--- Stated goal ---
Identify the lines that include the word "does", then copy all of them.
━━━ Given records
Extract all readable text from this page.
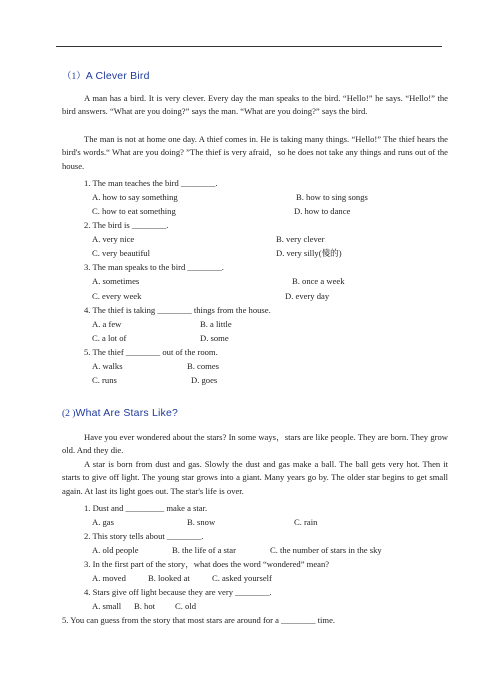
（1）A Clever Bird
A man has a bird. It is very clever. Every day the man speaks to the bird. “Hello!” he says. “Hello!” the bird answers. “What are you doing?” says the man. “What are you doing?” says the bird.
The man is not at home one day. A thief comes in. He is taking many things. “Hello!” The thief hears the bird's words.“ What are you doing? ”The thief is very afraid，so he does not take any things and runs out of the house.
1. The man teaches the bird ________.
A. how to say something	B. how to sing songs
C. how to eat something	D. how to dance
2. The bird is ________.
A. very nice	B. very clever
C. very beautiful	D. very silly(傻的)
3. The man speaks to the bird ________.
A. sometimes	B. once a week
C. every week	D. every day
4. The thief is taking ________ things from the house.
A. a few	B. a little
C. a lot of	D. some
5. The thief ________ out of the room.
A. walks	B. comes
C. runs	D. goes
(2 )What Are Stars Like?
Have you ever wondered about the stars? In some ways，stars are like people. They are born. They grow old. And they die.
A star is born from dust and gas. Slowly the dust and gas make a ball. The ball gets very hot. Then it starts to give off light. The young star grows into a giant. Many years go by. The older star begins to get small again. At last its light goes out. The star's life is over.
1. Dust and _________ make a star.
A. gas	B. snow	C. rain
2. This story tells about ________.
A. old people	B. the life of a star	C. the number of stars in the sky
3. In the first part of the story，what does the word “wondered” mean?
A. moved	B. looked at	C. asked yourself
4. Stars give off light because they are very ________.
A. small B. hot C. old
5. You can guess from the story that most stars are around for a ________ time.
━━━━━━
--- The completed task ---
The man is not at home one day. A thief comes in. He is taking many things. “Hello!” The thief hears the bird's words.“ What are you doing? ”The thief is very afraid，so he does not take any things and runs out of the house.
3. In the first part of the story，what does the word “wondered” mean?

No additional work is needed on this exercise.